- Your instructions: Records follow. Select each line holding "尽心全力办实事".

--------------------

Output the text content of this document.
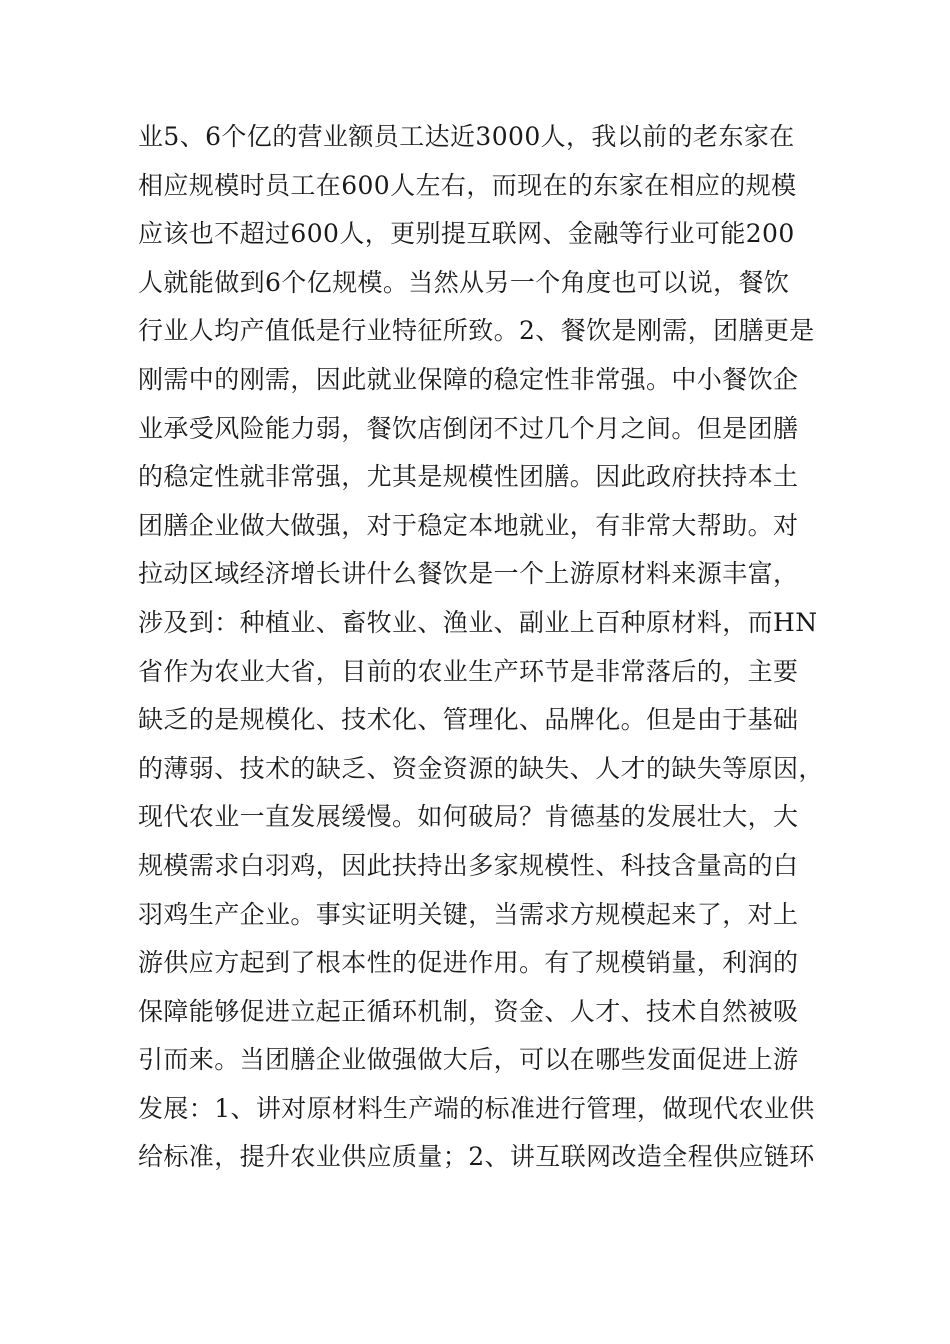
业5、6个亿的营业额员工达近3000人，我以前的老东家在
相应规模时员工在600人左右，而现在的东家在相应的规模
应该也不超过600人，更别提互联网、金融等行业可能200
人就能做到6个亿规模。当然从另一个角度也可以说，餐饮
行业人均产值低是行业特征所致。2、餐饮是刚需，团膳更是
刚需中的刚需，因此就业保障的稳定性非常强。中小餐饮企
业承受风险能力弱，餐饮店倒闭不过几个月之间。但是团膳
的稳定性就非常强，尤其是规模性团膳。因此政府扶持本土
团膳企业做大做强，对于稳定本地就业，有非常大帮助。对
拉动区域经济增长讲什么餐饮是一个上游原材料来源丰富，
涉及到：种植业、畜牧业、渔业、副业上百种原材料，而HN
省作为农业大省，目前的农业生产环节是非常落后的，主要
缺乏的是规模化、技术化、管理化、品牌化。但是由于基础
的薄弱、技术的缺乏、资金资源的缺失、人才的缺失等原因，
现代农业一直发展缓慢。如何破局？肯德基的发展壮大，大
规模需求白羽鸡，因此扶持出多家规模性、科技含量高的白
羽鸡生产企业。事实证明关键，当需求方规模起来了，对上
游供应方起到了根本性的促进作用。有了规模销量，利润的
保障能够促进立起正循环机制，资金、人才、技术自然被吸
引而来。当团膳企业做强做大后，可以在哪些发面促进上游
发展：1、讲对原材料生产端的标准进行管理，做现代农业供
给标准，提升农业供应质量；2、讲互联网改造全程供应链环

--------------------

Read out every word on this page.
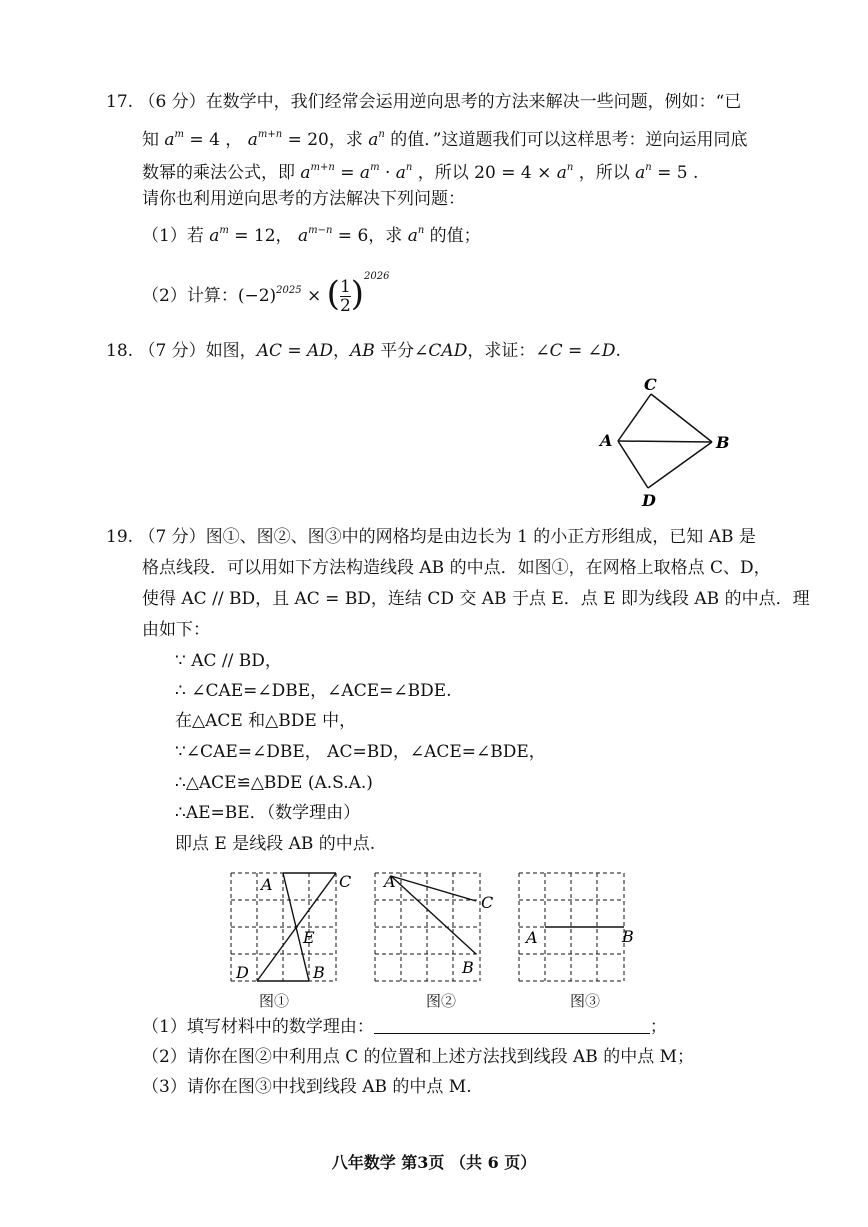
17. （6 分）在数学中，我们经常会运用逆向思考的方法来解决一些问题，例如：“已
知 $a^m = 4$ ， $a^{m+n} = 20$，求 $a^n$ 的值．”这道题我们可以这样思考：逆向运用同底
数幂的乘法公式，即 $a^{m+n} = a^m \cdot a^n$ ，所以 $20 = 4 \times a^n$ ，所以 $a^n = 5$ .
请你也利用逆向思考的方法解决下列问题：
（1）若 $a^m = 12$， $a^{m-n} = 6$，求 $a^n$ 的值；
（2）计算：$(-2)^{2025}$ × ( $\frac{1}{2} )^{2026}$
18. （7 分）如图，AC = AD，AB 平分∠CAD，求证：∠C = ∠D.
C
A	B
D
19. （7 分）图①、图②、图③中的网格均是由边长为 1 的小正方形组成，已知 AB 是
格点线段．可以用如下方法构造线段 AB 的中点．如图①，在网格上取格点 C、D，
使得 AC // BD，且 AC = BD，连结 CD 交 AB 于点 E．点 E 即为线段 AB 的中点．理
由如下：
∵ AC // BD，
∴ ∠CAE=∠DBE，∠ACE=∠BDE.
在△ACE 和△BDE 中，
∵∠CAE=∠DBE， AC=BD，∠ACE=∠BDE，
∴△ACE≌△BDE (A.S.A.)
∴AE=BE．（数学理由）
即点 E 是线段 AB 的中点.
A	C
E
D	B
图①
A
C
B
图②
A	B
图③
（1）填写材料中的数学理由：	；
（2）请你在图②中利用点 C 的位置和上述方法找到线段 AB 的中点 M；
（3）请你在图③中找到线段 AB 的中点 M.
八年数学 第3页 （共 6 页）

--------------------

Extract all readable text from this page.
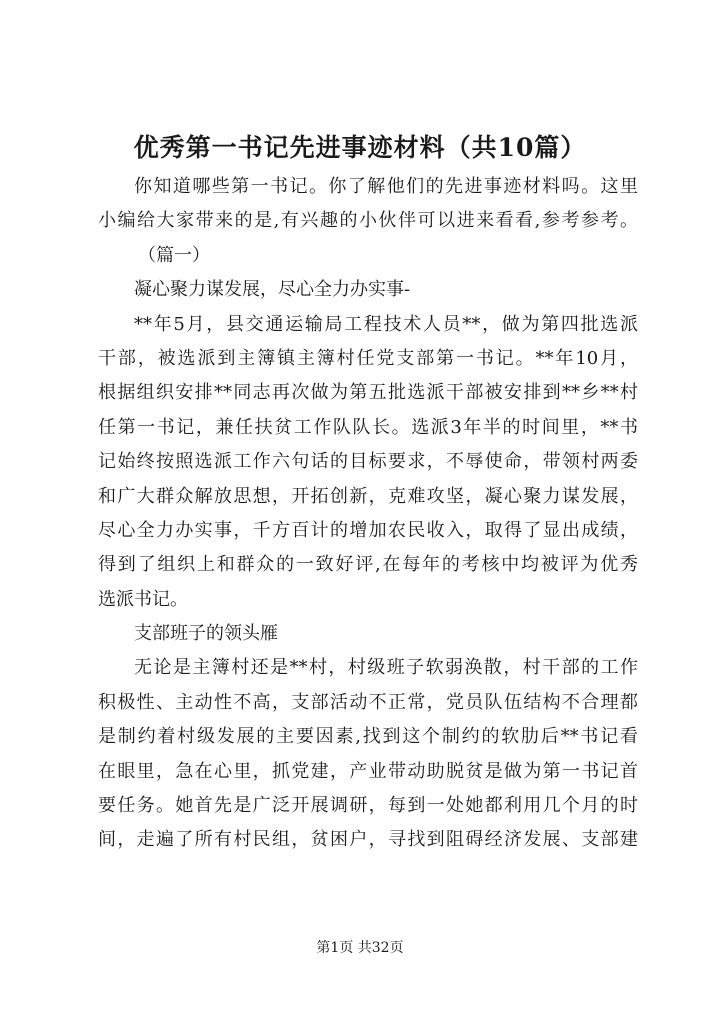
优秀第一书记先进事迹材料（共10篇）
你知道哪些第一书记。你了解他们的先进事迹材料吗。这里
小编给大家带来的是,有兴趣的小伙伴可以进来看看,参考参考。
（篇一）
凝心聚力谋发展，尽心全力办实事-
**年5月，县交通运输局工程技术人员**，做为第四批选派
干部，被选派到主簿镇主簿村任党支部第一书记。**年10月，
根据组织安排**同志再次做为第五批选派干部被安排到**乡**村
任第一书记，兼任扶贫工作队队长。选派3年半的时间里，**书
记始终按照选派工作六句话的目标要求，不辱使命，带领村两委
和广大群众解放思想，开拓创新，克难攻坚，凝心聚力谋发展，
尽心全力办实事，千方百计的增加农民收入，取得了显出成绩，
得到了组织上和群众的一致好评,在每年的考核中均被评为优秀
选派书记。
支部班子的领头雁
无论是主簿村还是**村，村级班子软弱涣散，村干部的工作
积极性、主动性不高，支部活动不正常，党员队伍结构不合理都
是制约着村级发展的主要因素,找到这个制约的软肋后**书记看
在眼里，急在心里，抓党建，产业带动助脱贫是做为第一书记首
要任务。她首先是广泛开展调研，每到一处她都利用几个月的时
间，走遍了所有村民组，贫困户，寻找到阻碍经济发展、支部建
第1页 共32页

--------------------

- Response to the task:
凝心聚力谋发展，尽心全力办实事-
尽心全力办实事，千方百计的增加农民收入，取得了显出成绩，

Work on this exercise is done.